#### [YOUR TASK]
Scan the data that follows and count the lines with the string "指襟值及行勤策略和"; answer with the count alone.

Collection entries
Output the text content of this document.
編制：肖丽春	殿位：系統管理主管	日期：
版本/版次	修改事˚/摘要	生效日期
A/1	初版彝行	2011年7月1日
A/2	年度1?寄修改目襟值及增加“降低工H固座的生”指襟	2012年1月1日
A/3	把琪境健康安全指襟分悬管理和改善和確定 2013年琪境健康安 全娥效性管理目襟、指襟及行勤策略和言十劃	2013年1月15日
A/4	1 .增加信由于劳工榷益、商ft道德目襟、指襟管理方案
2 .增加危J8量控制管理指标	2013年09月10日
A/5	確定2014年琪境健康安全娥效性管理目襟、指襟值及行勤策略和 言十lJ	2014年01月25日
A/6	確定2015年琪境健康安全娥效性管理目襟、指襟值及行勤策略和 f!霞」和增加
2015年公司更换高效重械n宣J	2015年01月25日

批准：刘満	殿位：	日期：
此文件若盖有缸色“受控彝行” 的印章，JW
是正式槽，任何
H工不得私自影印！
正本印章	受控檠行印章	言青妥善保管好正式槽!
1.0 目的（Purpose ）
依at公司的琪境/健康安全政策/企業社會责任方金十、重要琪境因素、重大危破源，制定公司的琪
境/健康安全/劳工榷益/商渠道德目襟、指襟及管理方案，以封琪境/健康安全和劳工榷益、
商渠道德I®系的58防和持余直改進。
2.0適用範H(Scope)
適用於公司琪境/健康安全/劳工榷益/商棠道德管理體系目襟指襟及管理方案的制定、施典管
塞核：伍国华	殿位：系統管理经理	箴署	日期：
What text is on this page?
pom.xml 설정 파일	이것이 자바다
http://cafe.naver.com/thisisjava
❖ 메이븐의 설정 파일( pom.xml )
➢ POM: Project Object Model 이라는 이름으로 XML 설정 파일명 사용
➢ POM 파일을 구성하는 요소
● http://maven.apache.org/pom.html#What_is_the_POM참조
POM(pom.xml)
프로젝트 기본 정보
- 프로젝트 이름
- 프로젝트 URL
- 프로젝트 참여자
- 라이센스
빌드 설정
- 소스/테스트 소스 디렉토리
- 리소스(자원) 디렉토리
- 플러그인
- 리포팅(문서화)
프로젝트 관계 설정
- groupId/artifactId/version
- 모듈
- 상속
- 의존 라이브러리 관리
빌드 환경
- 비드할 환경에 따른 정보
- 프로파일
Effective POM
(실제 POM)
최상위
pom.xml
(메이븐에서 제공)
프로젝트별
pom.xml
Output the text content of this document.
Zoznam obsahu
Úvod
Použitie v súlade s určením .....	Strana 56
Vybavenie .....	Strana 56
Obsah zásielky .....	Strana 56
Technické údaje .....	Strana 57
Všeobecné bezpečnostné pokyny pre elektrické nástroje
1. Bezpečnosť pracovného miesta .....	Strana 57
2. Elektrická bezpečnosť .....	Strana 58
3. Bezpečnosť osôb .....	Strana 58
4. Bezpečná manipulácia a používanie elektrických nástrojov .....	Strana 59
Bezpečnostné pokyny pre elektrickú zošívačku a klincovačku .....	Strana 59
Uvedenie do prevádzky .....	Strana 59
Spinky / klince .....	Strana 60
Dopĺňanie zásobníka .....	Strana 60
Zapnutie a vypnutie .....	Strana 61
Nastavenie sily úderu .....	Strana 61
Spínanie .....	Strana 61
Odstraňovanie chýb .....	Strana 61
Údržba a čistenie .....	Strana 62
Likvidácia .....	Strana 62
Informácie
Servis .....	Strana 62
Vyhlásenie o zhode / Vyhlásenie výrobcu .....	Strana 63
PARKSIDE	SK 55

#### [REPLY TO THE TASK]
2